#### MATERIAL FOR THIS TASK

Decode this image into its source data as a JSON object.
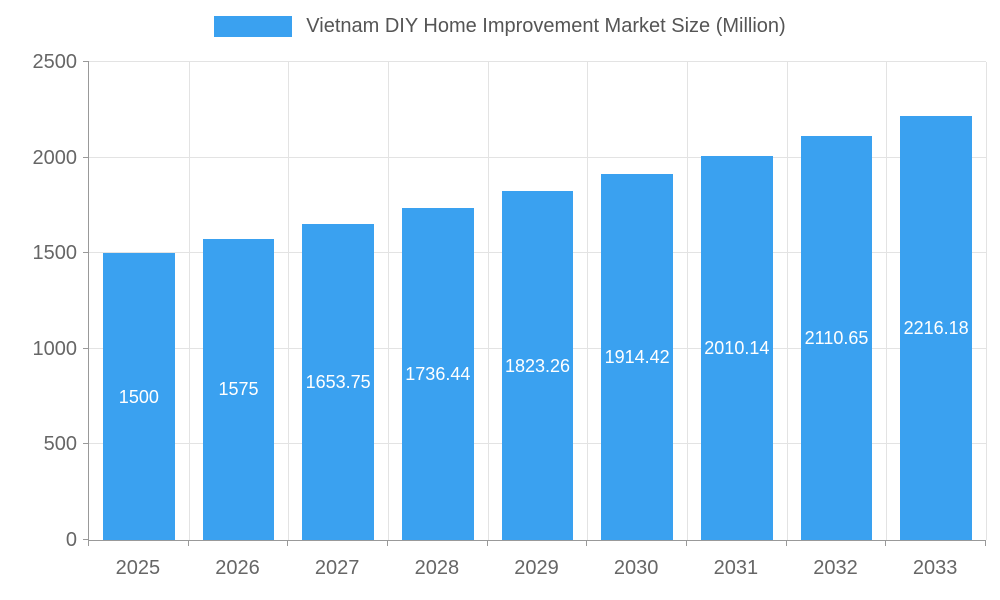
{
  "chart_data": {
    "type": "bar",
    "title": "Vietnam DIY Home Improvement Market Size (Million)",
    "categories": [
      "2025",
      "2026",
      "2027",
      "2028",
      "2029",
      "2030",
      "2031",
      "2032",
      "2033"
    ],
    "values": [
      1500,
      1575,
      1653.75,
      1736.44,
      1823.26,
      1914.42,
      2010.14,
      2110.65,
      2216.18
    ],
    "value_labels": [
      "1500",
      "1575",
      "1653.75",
      "1736.44",
      "1823.26",
      "1914.42",
      "2010.14",
      "2110.65",
      "2216.18"
    ],
    "xlabel": "",
    "ylabel": "",
    "ylim": [
      0,
      2500
    ],
    "yticks": [
      0,
      500,
      1000,
      1500,
      2000,
      2500
    ],
    "grid": true,
    "legend_position": "top",
    "colors": {
      "bar": "#3aa1f0",
      "value_label": "#ffffff",
      "axis_text": "#666666",
      "title_text": "#555555",
      "gridline": "#e3e3e3",
      "axis_line": "#999999",
      "background": "#ffffff"
    }
  }
}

#### WRITTEN EXERCISE
Filter the data for the string "ffffff" and copy every line that has it.

#### CORRECT RESPONSE
      "value_label": "#ffffff",
      "background": "#ffffff"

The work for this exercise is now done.